** GIVEN INFORMATION **
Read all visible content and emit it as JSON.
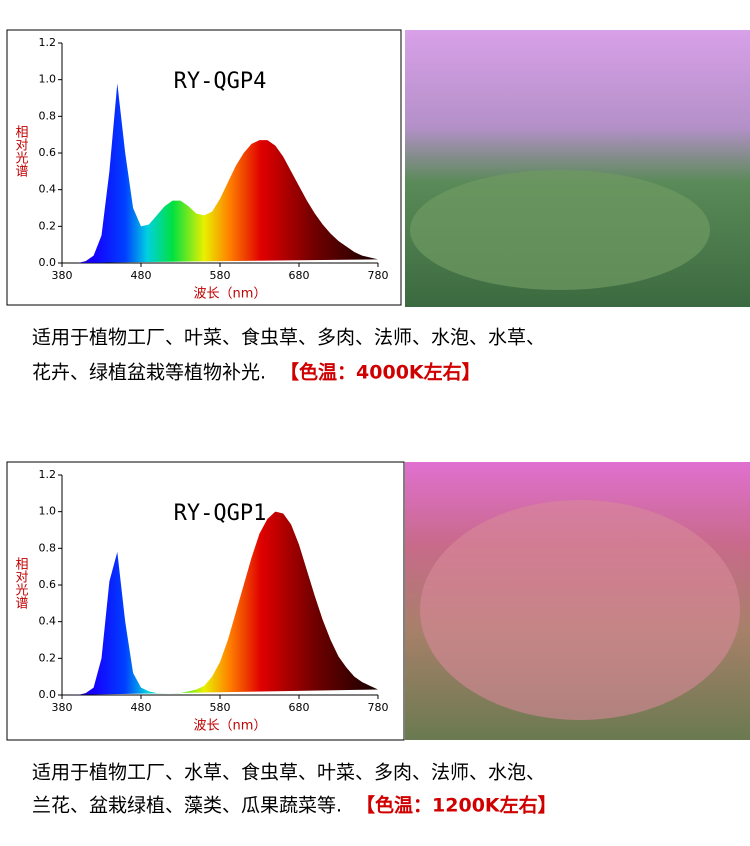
{
  "chart_data": [
    {
      "type": "area",
      "title": "RY-QGP4",
      "y_label": "相对光谱",
      "x_label": "波长（nm）",
      "x": [
        380,
        390,
        400,
        410,
        420,
        430,
        440,
        450,
        460,
        470,
        480,
        490,
        500,
        510,
        520,
        530,
        540,
        550,
        560,
        570,
        580,
        590,
        600,
        610,
        620,
        630,
        640,
        650,
        660,
        670,
        680,
        690,
        700,
        710,
        720,
        730,
        740,
        750,
        760,
        770,
        780
      ],
      "values": [
        0,
        0,
        0,
        0.01,
        0.04,
        0.15,
        0.5,
        0.98,
        0.6,
        0.3,
        0.2,
        0.21,
        0.26,
        0.31,
        0.34,
        0.34,
        0.31,
        0.27,
        0.26,
        0.28,
        0.35,
        0.44,
        0.53,
        0.6,
        0.65,
        0.67,
        0.67,
        0.64,
        0.58,
        0.5,
        0.42,
        0.34,
        0.27,
        0.21,
        0.16,
        0.12,
        0.09,
        0.06,
        0.04,
        0.03,
        0.02
      ],
      "xlim": [
        380,
        780
      ],
      "xticks": [
        380,
        480,
        580,
        680,
        780
      ],
      "ylim": [
        0,
        1.2
      ],
      "yticks": [
        {
          "value": 0,
          "label": "0.0"
        },
        0.2,
        0.4,
        0.6,
        0.8,
        {
          "value": 1,
          "label": "1.0"
        },
        1.2
      ]
    },
    {
      "type": "area",
      "title": "RY-QGP1",
      "y_label": "相对光谱",
      "x_label": "波长（nm）",
      "x": [
        380,
        390,
        400,
        410,
        420,
        430,
        440,
        450,
        460,
        470,
        480,
        490,
        500,
        510,
        520,
        530,
        540,
        550,
        560,
        570,
        580,
        590,
        600,
        610,
        620,
        630,
        640,
        650,
        660,
        670,
        680,
        690,
        700,
        710,
        720,
        730,
        740,
        750,
        760,
        770,
        780
      ],
      "values": [
        0,
        0,
        0,
        0.01,
        0.04,
        0.2,
        0.62,
        0.78,
        0.4,
        0.12,
        0.04,
        0.02,
        0.01,
        0.01,
        0.01,
        0.01,
        0.02,
        0.03,
        0.05,
        0.1,
        0.18,
        0.3,
        0.45,
        0.6,
        0.75,
        0.88,
        0.96,
        1.0,
        0.99,
        0.93,
        0.82,
        0.68,
        0.54,
        0.41,
        0.3,
        0.21,
        0.15,
        0.1,
        0.07,
        0.05,
        0.03
      ],
      "xlim": [
        380,
        780
      ],
      "xticks": [
        380,
        480,
        580,
        680,
        780
      ],
      "ylim": [
        0,
        1.2
      ],
      "yticks": [
        {
          "value": 0,
          "label": "0.0"
        },
        0.2,
        0.4,
        0.6,
        0.8,
        {
          "value": 1,
          "label": "1.0"
        },
        1.2
      ]
    }
  ],
  "captions": [
    {
      "lines": [
        "适用于植物工厂、叶菜、食虫草、多肉、法师、水泡、水草、",
        "花卉、绿植盆栽等植物补光."
      ],
      "note": "【色温：4000K左右】"
    },
    {
      "lines": [
        "适用于植物工厂、水草、食虫草、叶菜、多肉、法师、水泡、",
        "兰花、盆栽绿植、藻类、瓜果蔬菜等."
      ],
      "note": "【色温：1200K左右】"
    }
  ]
}
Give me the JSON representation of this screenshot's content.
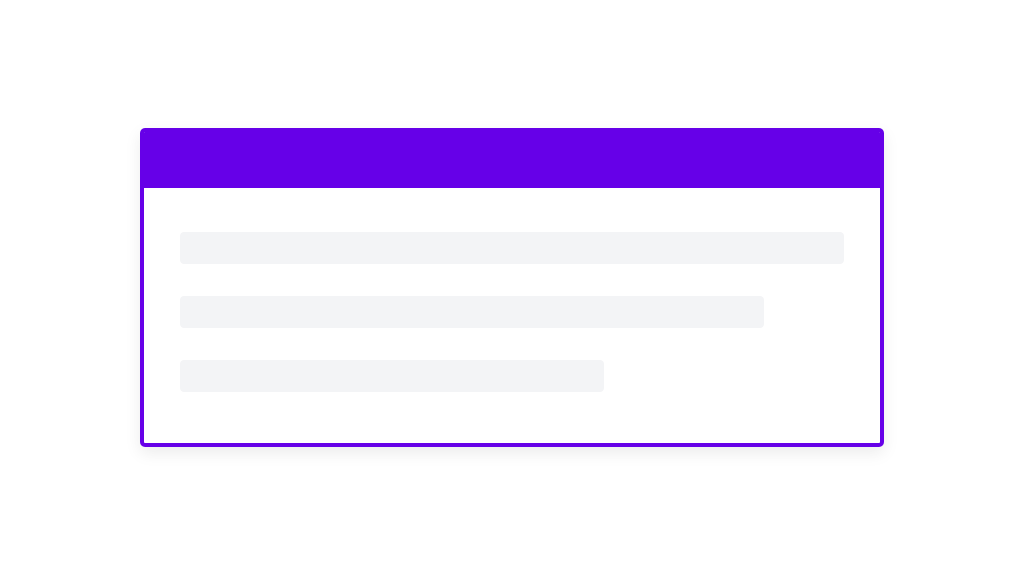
{
  "card": {
    "accent_color": "#6600e8",
    "skeleton_color": "#f3f4f6",
    "skeleton_lines": [
      {
        "name": "skeleton-line-1",
        "width_percent": 100
      },
      {
        "name": "skeleton-line-2",
        "width_percent": 88
      },
      {
        "name": "skeleton-line-3",
        "width_percent": 64
      }
    ]
  }
}
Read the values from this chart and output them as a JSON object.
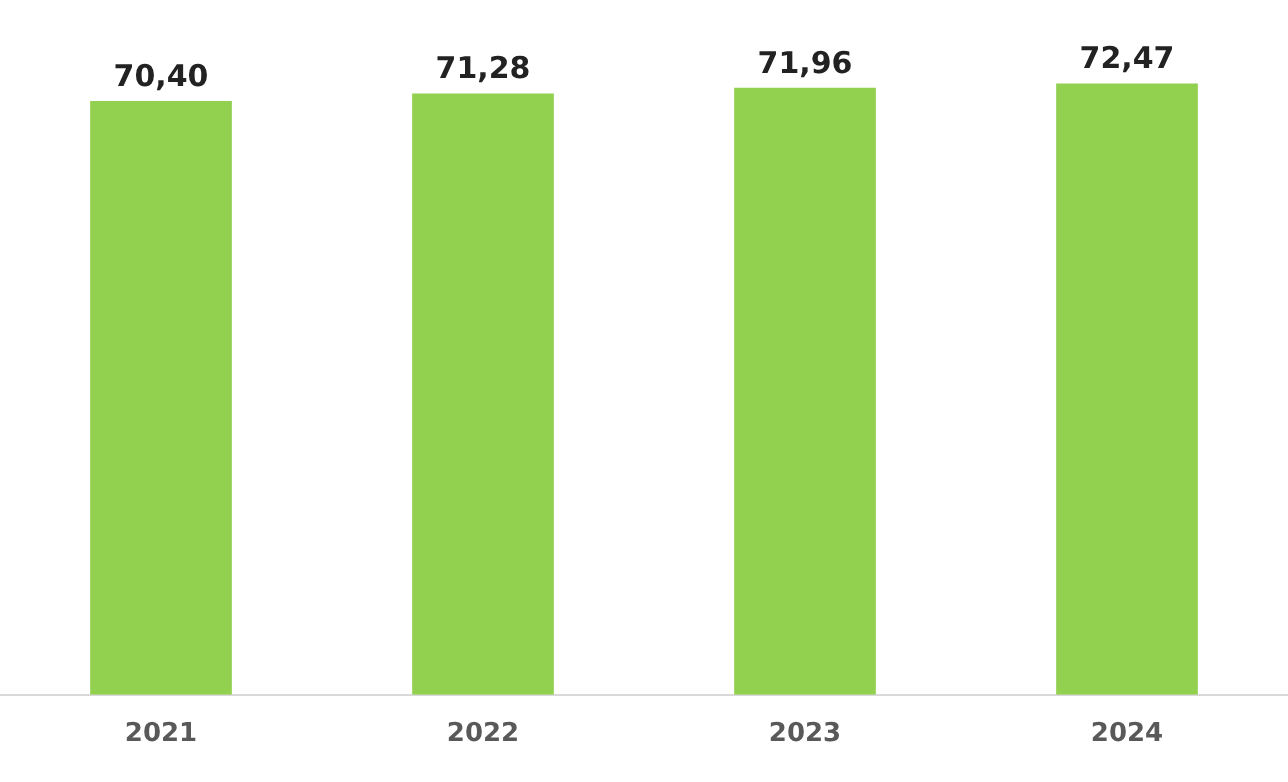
{
  "chart_data": {
    "type": "bar",
    "categories": [
      "2021",
      "2022",
      "2023",
      "2024"
    ],
    "values": [
      70.4,
      71.28,
      71.96,
      72.47
    ],
    "color": "#92d050",
    "value_labels": [
      "70,40",
      "71,28",
      "71,96",
      "72,47"
    ],
    "tick_labels": "x",
    "grid": false,
    "legend": false
  }
}
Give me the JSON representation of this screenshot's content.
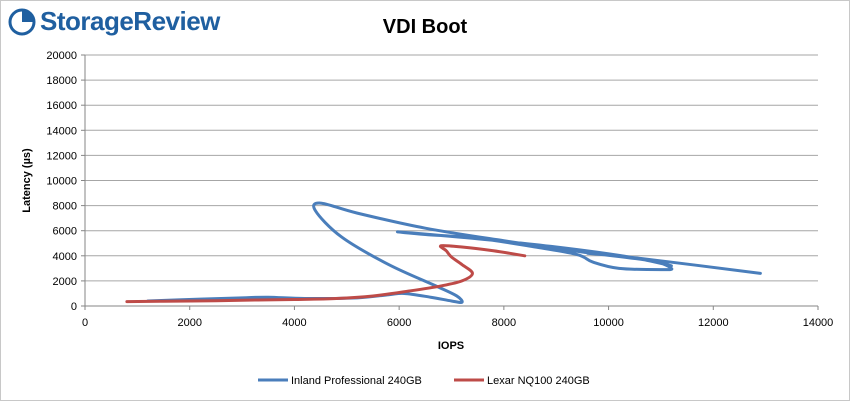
{
  "brand": {
    "name": "StorageReview",
    "logo_icon": "storagereview-logo-icon",
    "color": "#1f5fa0"
  },
  "chart_data": {
    "type": "line",
    "title": "VDI Boot",
    "xlabel": "IOPS",
    "ylabel": "Latency (µs)",
    "xlim": [
      0,
      14000
    ],
    "ylim": [
      0,
      20000
    ],
    "xticks": [
      0,
      2000,
      4000,
      6000,
      8000,
      10000,
      12000,
      14000
    ],
    "yticks": [
      0,
      2000,
      4000,
      6000,
      8000,
      10000,
      12000,
      14000,
      16000,
      18000,
      20000
    ],
    "grid": "horizontal",
    "legend": "bottom",
    "series": [
      {
        "name": "Inland Professional 240GB",
        "color": "#4a7ebb",
        "points": [
          [
            1200,
            400
          ],
          [
            2200,
            550
          ],
          [
            3000,
            650
          ],
          [
            3500,
            700
          ],
          [
            4200,
            600
          ],
          [
            5200,
            650
          ],
          [
            5800,
            900
          ],
          [
            6100,
            1000
          ],
          [
            6600,
            700
          ],
          [
            7000,
            400
          ],
          [
            7200,
            300
          ],
          [
            7100,
            800
          ],
          [
            6700,
            1600
          ],
          [
            5800,
            3300
          ],
          [
            4900,
            5500
          ],
          [
            4400,
            7600
          ],
          [
            4500,
            8200
          ],
          [
            5200,
            7400
          ],
          [
            6500,
            6200
          ],
          [
            8000,
            5200
          ],
          [
            9500,
            4300
          ],
          [
            10800,
            3600
          ],
          [
            11200,
            3000
          ],
          [
            11000,
            2900
          ],
          [
            10200,
            3000
          ],
          [
            9700,
            3500
          ],
          [
            9400,
            4100
          ],
          [
            8600,
            4700
          ],
          [
            7500,
            5400
          ],
          [
            6500,
            5700
          ],
          [
            6000,
            5900
          ],
          [
            7400,
            5400
          ],
          [
            9000,
            4700
          ],
          [
            10400,
            3900
          ],
          [
            11200,
            3200
          ],
          [
            10400,
            3900
          ],
          [
            9600,
            4200
          ],
          [
            10600,
            3800
          ],
          [
            12900,
            2600
          ]
        ]
      },
      {
        "name": "Lexar NQ100 240GB",
        "color": "#be4b48",
        "points": [
          [
            800,
            350
          ],
          [
            1500,
            380
          ],
          [
            2500,
            420
          ],
          [
            3300,
            480
          ],
          [
            4000,
            520
          ],
          [
            4800,
            600
          ],
          [
            5500,
            800
          ],
          [
            6200,
            1200
          ],
          [
            6800,
            1600
          ],
          [
            7200,
            2000
          ],
          [
            7400,
            2600
          ],
          [
            7200,
            3300
          ],
          [
            7000,
            3900
          ],
          [
            6900,
            4400
          ],
          [
            6800,
            4800
          ],
          [
            7200,
            4700
          ],
          [
            7800,
            4400
          ],
          [
            8400,
            4000
          ]
        ]
      }
    ]
  }
}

** PROBLEM TO SOLVE **
Give every line back word for word and leave the pictures out.

** TASK RESULT **
Read all visible content and emit it as JSON.
{
  "chart_data": [
    {
      "type": "area",
      "title": "RY-QGP4",
      "y_label": "相对光谱",
      "x_label": "波长（nm）",
      "x": [
        380,
        390,
        400,
        410,
        420,
        430,
        440,
        450,
        460,
        470,
        480,
        490,
        500,
        510,
        520,
        530,
        540,
        550,
        560,
        570,
        580,
        590,
        600,
        610,
        620,
        630,
        640,
        650,
        660,
        670,
        680,
        690,
        700,
        710,
        720,
        730,
        740,
        750,
        760,
        770,
        780
      ],
      "values": [
        0,
        0,
        0,
        0.01,
        0.04,
        0.15,
        0.5,
        0.98,
        0.6,
        0.3,
        0.2,
        0.21,
        0.26,
        0.31,
        0.34,
        0.34,
        0.31,
        0.27,
        0.26,
        0.28,
        0.35,
        0.44,
        0.53,
        0.6,
        0.65,
        0.67,
        0.67,
        0.64,
        0.58,
        0.5,
        0.42,
        0.34,
        0.27,
        0.21,
        0.16,
        0.12,
        0.09,
        0.06,
        0.04,
        0.03,
        0.02
      ],
      "xlim": [
        380,
        780
      ],
      "xticks": [
        380,
        480,
        580,
        680,
        780
      ],
      "ylim": [
        0,
        1.2
      ],
      "yticks": [
        {
          "value": 0,
          "label": "0.0"
        },
        0.2,
        0.4,
        0.6,
        0.8,
        {
          "value": 1,
          "label": "1.0"
        },
        1.2
      ]
    },
    {
      "type": "area",
      "title": "RY-QGP1",
      "y_label": "相对光谱",
      "x_label": "波长（nm）",
      "x": [
        380,
        390,
        400,
        410,
        420,
        430,
        440,
        450,
        460,
        470,
        480,
        490,
        500,
        510,
        520,
        530,
        540,
        550,
        560,
        570,
        580,
        590,
        600,
        610,
        620,
        630,
        640,
        650,
        660,
        670,
        680,
        690,
        700,
        710,
        720,
        730,
        740,
        750,
        760,
        770,
        780
      ],
      "values": [
        0,
        0,
        0,
        0.01,
        0.04,
        0.2,
        0.62,
        0.78,
        0.4,
        0.12,
        0.04,
        0.02,
        0.01,
        0.01,
        0.01,
        0.01,
        0.02,
        0.03,
        0.05,
        0.1,
        0.18,
        0.3,
        0.45,
        0.6,
        0.75,
        0.88,
        0.96,
        1.0,
        0.99,
        0.93,
        0.82,
        0.68,
        0.54,
        0.41,
        0.3,
        0.21,
        0.15,
        0.1,
        0.07,
        0.05,
        0.03
      ],
      "xlim": [
        380,
        780
      ],
      "xticks": [
        380,
        480,
        580,
        680,
        780
      ],
      "ylim": [
        0,
        1.2
      ],
      "yticks": [
        {
          "value": 0,
          "label": "0.0"
        },
        0.2,
        0.4,
        0.6,
        0.8,
        {
          "value": 1,
          "label": "1.0"
        },
        1.2
      ]
    }
  ],
  "captions": [
    {
      "lines": [
        "适用于植物工厂、叶菜、食虫草、多肉、法师、水泡、水草、",
        "花卉、绿植盆栽等植物补光."
      ],
      "note": "【色温：4000K左右】"
    },
    {
      "lines": [
        "适用于植物工厂、水草、食虫草、叶菜、多肉、法师、水泡、",
        "兰花、盆栽绿植、藻类、瓜果蔬菜等."
      ],
      "note": "【色温：1200K左右】"
    }
  ]
}
Give me the JSON representation of this screenshot's content.
{
  "card": {
    "accent_color": "#6600e8",
    "skeleton_color": "#f3f4f6",
    "skeleton_lines": [
      {
        "name": "skeleton-line-1",
        "width_percent": 100
      },
      {
        "name": "skeleton-line-2",
        "width_percent": 88
      },
      {
        "name": "skeleton-line-3",
        "width_percent": 64
      }
    ]
  }
}
Read the values from this chart and output them as a JSON object.
{
  "chart_data": {
    "type": "bar",
    "categories": [
      "2021",
      "2022",
      "2023",
      "2024"
    ],
    "values": [
      70.4,
      71.28,
      71.96,
      72.47
    ],
    "color": "#92d050",
    "value_labels": [
      "70,40",
      "71,28",
      "71,96",
      "72,47"
    ],
    "tick_labels": "x",
    "grid": false,
    "legend": false
  }
}
Give me the JSON representation of this screenshot's content.
{
  "brand": {
    "name": "StorageReview",
    "logo_icon": "storagereview-logo-icon",
    "color": "#1f5fa0"
  },
  "chart_data": {
    "type": "line",
    "title": "VDI Boot",
    "xlabel": "IOPS",
    "ylabel": "Latency (µs)",
    "xlim": [
      0,
      14000
    ],
    "ylim": [
      0,
      20000
    ],
    "xticks": [
      0,
      2000,
      4000,
      6000,
      8000,
      10000,
      12000,
      14000
    ],
    "yticks": [
      0,
      2000,
      4000,
      6000,
      8000,
      10000,
      12000,
      14000,
      16000,
      18000,
      20000
    ],
    "grid": "horizontal",
    "legend": "bottom",
    "series": [
      {
        "name": "Inland Professional 240GB",
        "color": "#4a7ebb",
        "points": [
          [
            1200,
            400
          ],
          [
            2200,
            550
          ],
          [
            3000,
            650
          ],
          [
            3500,
            700
          ],
          [
            4200,
            600
          ],
          [
            5200,
            650
          ],
          [
            5800,
            900
          ],
          [
            6100,
            1000
          ],
          [
            6600,
            700
          ],
          [
            7000,
            400
          ],
          [
            7200,
            300
          ],
          [
            7100,
            800
          ],
          [
            6700,
            1600
          ],
          [
            5800,
            3300
          ],
          [
            4900,
            5500
          ],
          [
            4400,
            7600
          ],
          [
            4500,
            8200
          ],
          [
            5200,
            7400
          ],
          [
            6500,
            6200
          ],
          [
            8000,
            5200
          ],
          [
            9500,
            4300
          ],
          [
            10800,
            3600
          ],
          [
            11200,
            3000
          ],
          [
            11000,
            2900
          ],
          [
            10200,
            3000
          ],
          [
            9700,
            3500
          ],
          [
            9400,
            4100
          ],
          [
            8600,
            4700
          ],
          [
            7500,
            5400
          ],
          [
            6500,
            5700
          ],
          [
            6000,
            5900
          ],
          [
            7400,
            5400
          ],
          [
            9000,
            4700
          ],
          [
            10400,
            3900
          ],
          [
            11200,
            3200
          ],
          [
            10400,
            3900
          ],
          [
            9600,
            4200
          ],
          [
            10600,
            3800
          ],
          [
            12900,
            2600
          ]
        ]
      },
      {
        "name": "Lexar NQ100 240GB",
        "color": "#be4b48",
        "points": [
          [
            800,
            350
          ],
          [
            1500,
            380
          ],
          [
            2500,
            420
          ],
          [
            3300,
            480
          ],
          [
            4000,
            520
          ],
          [
            4800,
            600
          ],
          [
            5500,
            800
          ],
          [
            6200,
            1200
          ],
          [
            6800,
            1600
          ],
          [
            7200,
            2000
          ],
          [
            7400,
            2600
          ],
          [
            7200,
            3300
          ],
          [
            7000,
            3900
          ],
          [
            6900,
            4400
          ],
          [
            6800,
            4800
          ],
          [
            7200,
            4700
          ],
          [
            7800,
            4400
          ],
          [
            8400,
            4000
          ]
        ]
      }
    ]
  }
}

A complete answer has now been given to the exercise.